▶ **Directive**: Revise the passage on banned books from "Another book upsetting" through "comfortable with themselves.", writing "critics' favorite" in place of "critical darling".

▶ **Text provided**:

From Olivia Biggs (Senior Editor, Pixl Parade, Find her on Twitter): Did you know that some books have actually been banned in America? That’s right! Even in the land of the free, parents and educators have been known to push popular books out of libraries and schools, some of which later became required reading. Even today, thousands of parents petition and challenge popular books for a variety of reasons, both reasonable and unreasonable. This infographic takes a deeper look at the most banned and challenged books of the past 5 years, and why they were challenged in the first place!
The recent library problem child is Thirteen Reasons Why by Jay Asher, which, due to the recent Netflix series inspiring instances of self-harm among young adults, met an uproar from parents in 2017, despite the fact that the book has been around for about ten years.
Another book upsetting parents is The Absolutely True Diary of a Part-Time Indian by Sherman Alexie, which discusses poverty, alcohol, violence, sexuality, and bullying. It’s a critical darling, wining numerous awards and high reviews, but that doesn’t stop parents from trying to pull it from shelves a decade after its release.
An increasing and uncomfortable number of books under attack have LGBTQ+ content, gender identity themes, and transgender characters. These themes might make parents uncomfortable, but their fairly necessary for making a younger generation of LGBTQ+ teens comfortable with themselves.
Don’t worry about banned books being uncomfortable. If you’re worried about recommending troublesome books for required reading, just look at top 10 most banned books of all time, which includes classics from 1984 to Of Mice and Men to The Great Gatsby – all known to be required reading for high school students!

▶ **Data section**:
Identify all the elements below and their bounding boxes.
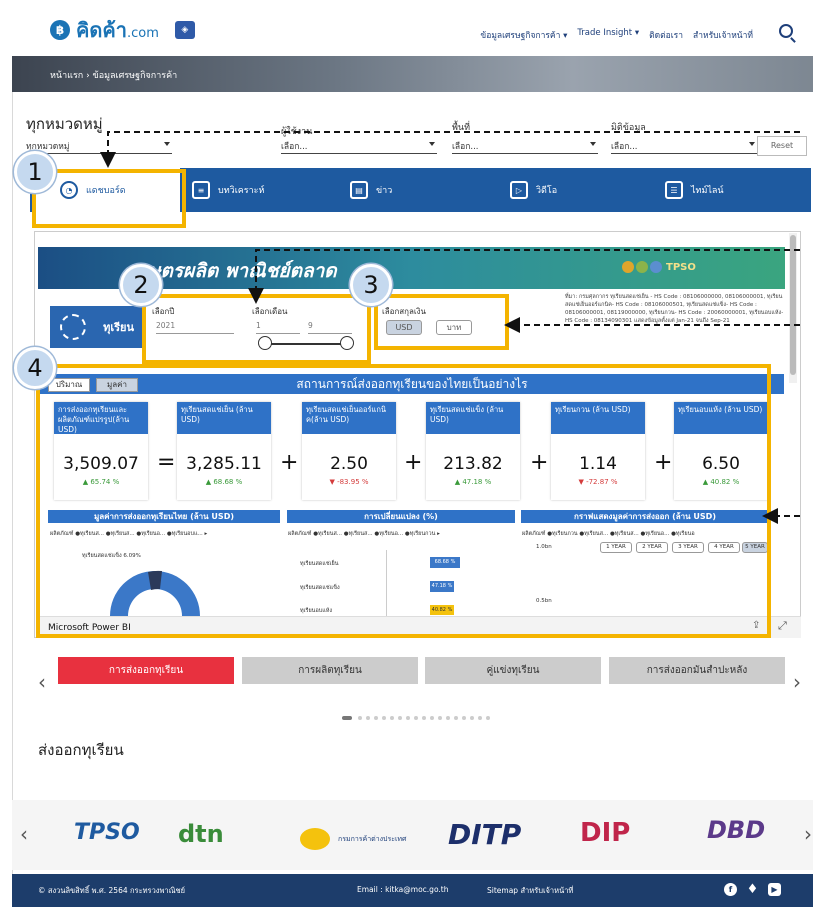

▶ **Full response**:
Another book upsetting parents is The Absolutely True Diary of a Part-Time Indian by Sherman Alexie, which discusses poverty, alcohol, violence, sexuality, and bullying. It’s a critics' favorite, wining numerous awards and high reviews, but that doesn’t stop parents from trying to pull it from shelves a decade after its release.
An increasing and uncomfortable number of books under attack have LGBTQ+ content, gender identity themes, and transgender characters. These themes might make parents uncomfortable, but their fairly necessary for making a younger generation of LGBTQ+ teens comfortable with themselves.